Each entry below should be written out exactly as it is, with no pictures.

[Start Records for the task]

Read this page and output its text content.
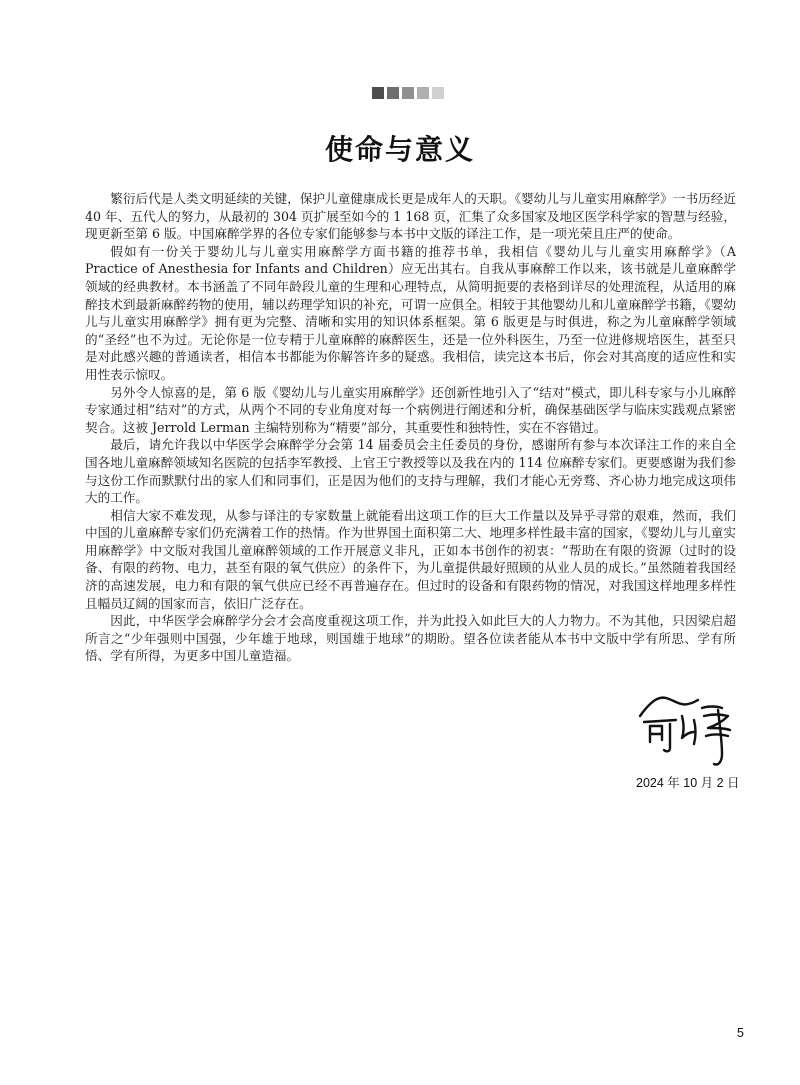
使命与意义

繁衍后代是人类文明延续的关键，保护儿童健康成长更是成年人的天职。《婴幼儿与儿童实用麻醉学》一书历经近 40 年、五代人的努力，从最初的 304 页扩展至如今的 1 168 页，汇集了众多国家及地区医学科学家的智慧与经验，现更新至第 6 版。中国麻醉学界的各位专家们能够参与本书中文版的译注工作，是一项光荣且庄严的使命。

假如有一份关于婴幼儿与儿童实用麻醉学方面书籍的推荐书单，我相信《婴幼儿与儿童实用麻醉学》（A Practice of Anesthesia for Infants and Children）应无出其右。自我从事麻醉工作以来，该书就是儿童麻醉学领域的经典教材。本书涵盖了不同年龄段儿童的生理和心理特点，从简明扼要的表格到详尽的处理流程，从适用的麻醉技术到最新麻醉药物的使用，辅以药理学知识的补充，可谓一应俱全。相较于其他婴幼儿和儿童麻醉学书籍，《婴幼儿与儿童实用麻醉学》拥有更为完整、清晰和实用的知识体系框架。第 6 版更是与时俱进，称之为儿童麻醉学领域的“圣经”也不为过。无论你是一位专精于儿童麻醉的麻醉医生，还是一位外科医生，乃至一位进修规培医生，甚至只是对此感兴趣的普通读者，相信本书都能为你解答许多的疑惑。我相信，读完这本书后，你会对其高度的适应性和实用性表示惊叹。

另外令人惊喜的是，第 6 版《婴幼儿与儿童实用麻醉学》还创新性地引入了“结对”模式，即儿科专家与小儿麻醉专家通过相“结对”的方式，从两个不同的专业角度对每一个病例进行阐述和分析，确保基础医学与临床实践观点紧密契合。这被 Jerrold Lerman 主编特别称为“精要”部分，其重要性和独特性，实在不容错过。

最后，请允许我以中华医学会麻醉学分会第 14 届委员会主任委员的身份，感谢所有参与本次译注工作的来自全国各地儿童麻醉领域知名医院的包括李军教授、上官王宁教授等以及我在内的 114 位麻醉专家们。更要感谢为我们参与这份工作而默默付出的家人们和同事们，正是因为他们的支持与理解，我们才能心无旁骛、齐心协力地完成这项伟大的工作。

相信大家不难发现，从参与译注的专家数量上就能看出这项工作的巨大工作量以及异乎寻常的艰难，然而，我们中国的儿童麻醉专家们仍充满着工作的热情。作为世界国土面积第二大、地理多样性最丰富的国家，《婴幼儿与儿童实用麻醉学》中文版对我国儿童麻醉领域的工作开展意义非凡，正如本书创作的初衷：“帮助在有限的资源（过时的设备、有限的药物、电力，甚至有限的氧气供应）的条件下，为儿童提供最好照顾的从业人员的成长。”虽然随着我国经济的高速发展，电力和有限的氧气供应已经不再普遍存在。但过时的设备和有限药物的情况，对我国这样地理多样性且幅员辽阔的国家而言，依旧广泛存在。

因此，中华医学会麻醉学分会才会高度重视这项工作，并为此投入如此巨大的人力物力。不为其他，只因梁启超所言之“少年强则中国强，少年雄于地球，则国雄于地球”的期盼。望各位读者能从本书中文版中学有所思、学有所悟、学有所得，为更多中国儿童造福。

2024 年 10 月 2 日
5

[End Records for the task]

* Answer to this task:
Read this page and output its text content.
使命与意义

繁衍后代是人类文明延续的关键，保护儿童健康成长更是成年人的天职。《婴幼儿与儿童实用麻醉学》一书历经近 40 年、五代人的努力，从最初的 304 页扩展至如今的 1 168 页，汇集了众多国家及地区医学科学家的智慧与经验，现更新至第 6 版。中国麻醉学界的各位专家们能够参与本书中文版的译注工作，是一项光荣且庄严的使命。

假如有一份关于婴幼儿与儿童实用麻醉学方面书籍的推荐书单，我相信《婴幼儿与儿童实用麻醉学》（A Practice of Anesthesia for Infants and Children）应无出其右。自我从事麻醉工作以来，该书就是儿童麻醉学领域的经典教材。本书涵盖了不同年龄段儿童的生理和心理特点，从简明扼要的表格到详尽的处理流程，从适用的麻醉技术到最新麻醉药物的使用，辅以药理学知识的补充，可谓一应俱全。相较于其他婴幼儿和儿童麻醉学书籍，《婴幼儿与儿童实用麻醉学》拥有更为完整、清晰和实用的知识体系框架。第 6 版更是与时俱进，称之为儿童麻醉学领域的“圣经”也不为过。无论你是一位专精于儿童麻醉的麻醉医生，还是一位外科医生，乃至一位进修规培医生，甚至只是对此感兴趣的普通读者，相信本书都能为你解答许多的疑惑。我相信，读完这本书后，你会对其高度的适应性和实用性表示惊叹。

另外令人惊喜的是，第 6 版《婴幼儿与儿童实用麻醉学》还创新性地引入了“结对”模式，即儿科专家与小儿麻醉专家通过相“结对”的方式，从两个不同的专业角度对每一个病例进行阐述和分析，确保基础医学与临床实践观点紧密契合。这被 Jerrold Lerman 主编特别称为“精要”部分，其重要性和独特性，实在不容错过。

最后，请允许我以中华医学会麻醉学分会第 14 届委员会主任委员的身份，感谢所有参与本次译注工作的来自全国各地儿童麻醉领域知名医院的包括李军教授、上官王宁教授等以及我在内的 114 位麻醉专家们。更要感谢为我们参与这份工作而默默付出的家人们和同事们，正是因为他们的支持与理解，我们才能心无旁骛、齐心协力地完成这项伟大的工作。

相信大家不难发现，从参与译注的专家数量上就能看出这项工作的巨大工作量以及异乎寻常的艰难，然而，我们中国的儿童麻醉专家们仍充满着工作的热情。作为世界国土面积第二大、地理多样性最丰富的国家，《婴幼儿与儿童实用麻醉学》中文版对我国儿童麻醉领域的工作开展意义非凡，正如本书创作的初衷：“帮助在有限的资源（过时的设备、有限的药物、电力，甚至有限的氧气供应）的条件下，为儿童提供最好照顾的从业人员的成长。”虽然随着我国经济的高速发展，电力和有限的氧气供应已经不再普遍存在。但过时的设备和有限药物的情况，对我国这样地理多样性且幅员辽阔的国家而言，依旧广泛存在。

因此，中华医学会麻醉学分会才会高度重视这项工作，并为此投入如此巨大的人力物力。不为其他，只因梁启超所言之“少年强则中国强，少年雄于地球，则国雄于地球”的期盼。望各位读者能从本书中文版中学有所思、学有所悟、学有所得，为更多中国儿童造福。

2024 年 10 月 2 日
5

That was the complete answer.